>>>>

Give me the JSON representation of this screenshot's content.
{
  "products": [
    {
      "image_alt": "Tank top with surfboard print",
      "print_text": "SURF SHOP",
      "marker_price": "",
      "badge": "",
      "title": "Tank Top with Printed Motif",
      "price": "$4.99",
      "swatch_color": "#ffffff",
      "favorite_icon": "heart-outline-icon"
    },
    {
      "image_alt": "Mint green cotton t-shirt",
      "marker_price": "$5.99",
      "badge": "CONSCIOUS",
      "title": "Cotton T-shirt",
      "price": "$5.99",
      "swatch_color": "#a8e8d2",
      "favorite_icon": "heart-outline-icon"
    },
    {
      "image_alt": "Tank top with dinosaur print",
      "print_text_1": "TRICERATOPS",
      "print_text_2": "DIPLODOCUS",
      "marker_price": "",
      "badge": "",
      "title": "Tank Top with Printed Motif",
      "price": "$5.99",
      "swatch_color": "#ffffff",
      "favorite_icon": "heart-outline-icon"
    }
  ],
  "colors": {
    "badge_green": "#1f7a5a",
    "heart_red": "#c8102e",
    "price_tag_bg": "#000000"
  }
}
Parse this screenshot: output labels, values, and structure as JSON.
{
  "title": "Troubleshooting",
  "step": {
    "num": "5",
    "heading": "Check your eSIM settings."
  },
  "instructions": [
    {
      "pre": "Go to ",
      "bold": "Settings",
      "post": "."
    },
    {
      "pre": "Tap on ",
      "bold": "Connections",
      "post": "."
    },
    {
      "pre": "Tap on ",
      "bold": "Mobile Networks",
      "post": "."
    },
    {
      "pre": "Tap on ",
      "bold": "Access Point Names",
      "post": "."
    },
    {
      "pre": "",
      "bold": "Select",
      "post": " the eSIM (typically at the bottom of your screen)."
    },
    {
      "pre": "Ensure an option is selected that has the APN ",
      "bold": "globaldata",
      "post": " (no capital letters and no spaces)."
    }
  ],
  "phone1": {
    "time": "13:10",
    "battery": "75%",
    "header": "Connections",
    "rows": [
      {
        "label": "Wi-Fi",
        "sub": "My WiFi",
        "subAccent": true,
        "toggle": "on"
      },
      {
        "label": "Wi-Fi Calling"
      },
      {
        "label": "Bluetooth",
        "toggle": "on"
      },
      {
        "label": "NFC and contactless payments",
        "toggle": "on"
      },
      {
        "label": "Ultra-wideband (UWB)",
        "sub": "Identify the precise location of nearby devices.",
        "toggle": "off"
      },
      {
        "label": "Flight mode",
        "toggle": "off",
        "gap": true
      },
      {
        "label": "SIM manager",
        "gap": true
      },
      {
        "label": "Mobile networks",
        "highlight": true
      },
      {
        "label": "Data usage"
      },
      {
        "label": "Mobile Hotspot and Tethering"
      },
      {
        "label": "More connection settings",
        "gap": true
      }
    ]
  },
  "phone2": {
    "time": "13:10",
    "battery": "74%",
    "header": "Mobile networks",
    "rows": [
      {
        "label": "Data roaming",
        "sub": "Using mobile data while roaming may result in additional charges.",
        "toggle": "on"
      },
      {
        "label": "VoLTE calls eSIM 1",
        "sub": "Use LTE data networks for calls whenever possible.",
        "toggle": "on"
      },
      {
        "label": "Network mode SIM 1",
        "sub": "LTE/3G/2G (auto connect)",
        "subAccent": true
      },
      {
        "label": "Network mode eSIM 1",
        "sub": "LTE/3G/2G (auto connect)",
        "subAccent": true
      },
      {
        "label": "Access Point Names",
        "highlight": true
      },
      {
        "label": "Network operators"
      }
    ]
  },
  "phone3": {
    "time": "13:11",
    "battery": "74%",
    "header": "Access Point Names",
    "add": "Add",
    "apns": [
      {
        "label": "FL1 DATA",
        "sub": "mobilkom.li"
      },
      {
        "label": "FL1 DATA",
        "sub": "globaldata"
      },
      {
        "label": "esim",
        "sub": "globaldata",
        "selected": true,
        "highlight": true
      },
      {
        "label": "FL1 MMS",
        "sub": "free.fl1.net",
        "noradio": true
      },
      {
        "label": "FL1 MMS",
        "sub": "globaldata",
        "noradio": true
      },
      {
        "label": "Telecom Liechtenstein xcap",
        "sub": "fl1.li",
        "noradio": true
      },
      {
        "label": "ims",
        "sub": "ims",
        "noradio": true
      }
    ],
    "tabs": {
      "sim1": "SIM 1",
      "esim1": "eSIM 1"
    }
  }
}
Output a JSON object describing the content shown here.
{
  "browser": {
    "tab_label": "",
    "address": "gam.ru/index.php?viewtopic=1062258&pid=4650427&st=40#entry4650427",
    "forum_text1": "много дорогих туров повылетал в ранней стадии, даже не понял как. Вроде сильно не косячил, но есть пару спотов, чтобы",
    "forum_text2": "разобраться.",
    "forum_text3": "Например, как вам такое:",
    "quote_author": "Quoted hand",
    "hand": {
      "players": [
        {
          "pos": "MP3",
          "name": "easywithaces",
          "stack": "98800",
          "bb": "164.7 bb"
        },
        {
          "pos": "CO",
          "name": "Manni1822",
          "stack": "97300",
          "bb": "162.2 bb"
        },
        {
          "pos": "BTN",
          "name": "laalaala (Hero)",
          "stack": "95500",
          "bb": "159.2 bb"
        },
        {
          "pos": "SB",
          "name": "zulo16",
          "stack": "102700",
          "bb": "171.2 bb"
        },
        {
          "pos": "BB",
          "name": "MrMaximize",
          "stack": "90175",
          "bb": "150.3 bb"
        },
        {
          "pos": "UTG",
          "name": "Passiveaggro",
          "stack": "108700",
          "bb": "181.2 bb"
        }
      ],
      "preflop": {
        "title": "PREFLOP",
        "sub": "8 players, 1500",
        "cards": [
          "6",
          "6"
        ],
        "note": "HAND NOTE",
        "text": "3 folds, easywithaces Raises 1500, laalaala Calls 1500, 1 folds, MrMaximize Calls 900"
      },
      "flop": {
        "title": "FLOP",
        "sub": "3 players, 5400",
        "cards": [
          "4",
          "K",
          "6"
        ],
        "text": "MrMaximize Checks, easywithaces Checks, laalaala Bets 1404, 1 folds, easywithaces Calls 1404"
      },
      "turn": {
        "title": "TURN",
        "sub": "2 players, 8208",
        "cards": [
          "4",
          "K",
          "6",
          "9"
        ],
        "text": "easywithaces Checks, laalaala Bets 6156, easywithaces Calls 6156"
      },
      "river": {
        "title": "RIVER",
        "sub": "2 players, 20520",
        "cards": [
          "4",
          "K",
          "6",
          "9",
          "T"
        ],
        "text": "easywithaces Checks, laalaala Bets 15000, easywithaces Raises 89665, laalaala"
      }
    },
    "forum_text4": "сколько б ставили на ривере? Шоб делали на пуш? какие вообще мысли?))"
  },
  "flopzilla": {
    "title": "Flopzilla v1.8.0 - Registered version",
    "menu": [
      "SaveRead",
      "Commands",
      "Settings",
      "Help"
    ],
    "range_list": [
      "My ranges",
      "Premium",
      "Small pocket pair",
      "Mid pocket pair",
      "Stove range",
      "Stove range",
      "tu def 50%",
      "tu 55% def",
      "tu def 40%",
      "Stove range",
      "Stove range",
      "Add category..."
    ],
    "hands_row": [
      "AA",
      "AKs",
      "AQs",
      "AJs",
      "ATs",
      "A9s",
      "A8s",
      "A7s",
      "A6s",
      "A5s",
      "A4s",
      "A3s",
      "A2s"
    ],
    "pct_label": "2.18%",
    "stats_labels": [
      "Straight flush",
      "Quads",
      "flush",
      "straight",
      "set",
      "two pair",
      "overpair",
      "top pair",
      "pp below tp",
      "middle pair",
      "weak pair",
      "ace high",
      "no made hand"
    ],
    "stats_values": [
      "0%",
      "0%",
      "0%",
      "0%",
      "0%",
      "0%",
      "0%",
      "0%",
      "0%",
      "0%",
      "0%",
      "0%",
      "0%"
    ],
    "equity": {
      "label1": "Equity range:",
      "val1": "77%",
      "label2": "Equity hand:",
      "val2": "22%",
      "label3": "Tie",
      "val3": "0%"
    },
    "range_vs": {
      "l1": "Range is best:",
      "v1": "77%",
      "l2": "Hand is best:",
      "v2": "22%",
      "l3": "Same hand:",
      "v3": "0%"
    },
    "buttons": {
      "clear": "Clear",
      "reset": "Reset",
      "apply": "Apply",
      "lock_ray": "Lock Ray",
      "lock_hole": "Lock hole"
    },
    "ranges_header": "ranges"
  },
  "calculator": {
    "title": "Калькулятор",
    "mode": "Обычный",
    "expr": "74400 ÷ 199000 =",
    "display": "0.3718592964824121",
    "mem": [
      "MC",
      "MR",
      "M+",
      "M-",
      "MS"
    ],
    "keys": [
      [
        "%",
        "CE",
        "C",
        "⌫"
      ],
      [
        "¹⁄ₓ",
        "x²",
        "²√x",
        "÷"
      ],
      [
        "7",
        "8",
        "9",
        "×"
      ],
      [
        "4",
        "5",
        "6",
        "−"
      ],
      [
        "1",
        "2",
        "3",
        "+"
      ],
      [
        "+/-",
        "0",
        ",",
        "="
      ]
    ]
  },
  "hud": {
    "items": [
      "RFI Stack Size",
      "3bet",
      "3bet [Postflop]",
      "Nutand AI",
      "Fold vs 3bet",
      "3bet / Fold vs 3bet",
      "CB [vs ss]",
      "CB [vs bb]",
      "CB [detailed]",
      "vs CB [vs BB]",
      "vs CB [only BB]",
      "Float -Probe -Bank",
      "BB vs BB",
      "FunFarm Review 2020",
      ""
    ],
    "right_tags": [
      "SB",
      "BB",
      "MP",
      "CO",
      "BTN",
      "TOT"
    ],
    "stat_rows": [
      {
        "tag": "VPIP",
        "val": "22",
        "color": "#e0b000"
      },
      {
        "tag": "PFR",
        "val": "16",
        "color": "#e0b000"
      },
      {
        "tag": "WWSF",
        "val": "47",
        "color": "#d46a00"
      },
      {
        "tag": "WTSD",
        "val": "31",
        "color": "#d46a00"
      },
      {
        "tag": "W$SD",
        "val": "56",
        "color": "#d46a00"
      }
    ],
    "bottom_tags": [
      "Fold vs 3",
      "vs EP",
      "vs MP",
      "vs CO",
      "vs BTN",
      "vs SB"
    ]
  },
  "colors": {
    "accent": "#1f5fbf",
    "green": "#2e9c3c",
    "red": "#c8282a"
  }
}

<<<<

--- Short problem ---
Pull out all lines containing the word "Point" from the entries above.

--- Answer to this task ---
      "bold": "Access Point Names",
        "label": "Access Point Names",
    "header": "Access Point Names",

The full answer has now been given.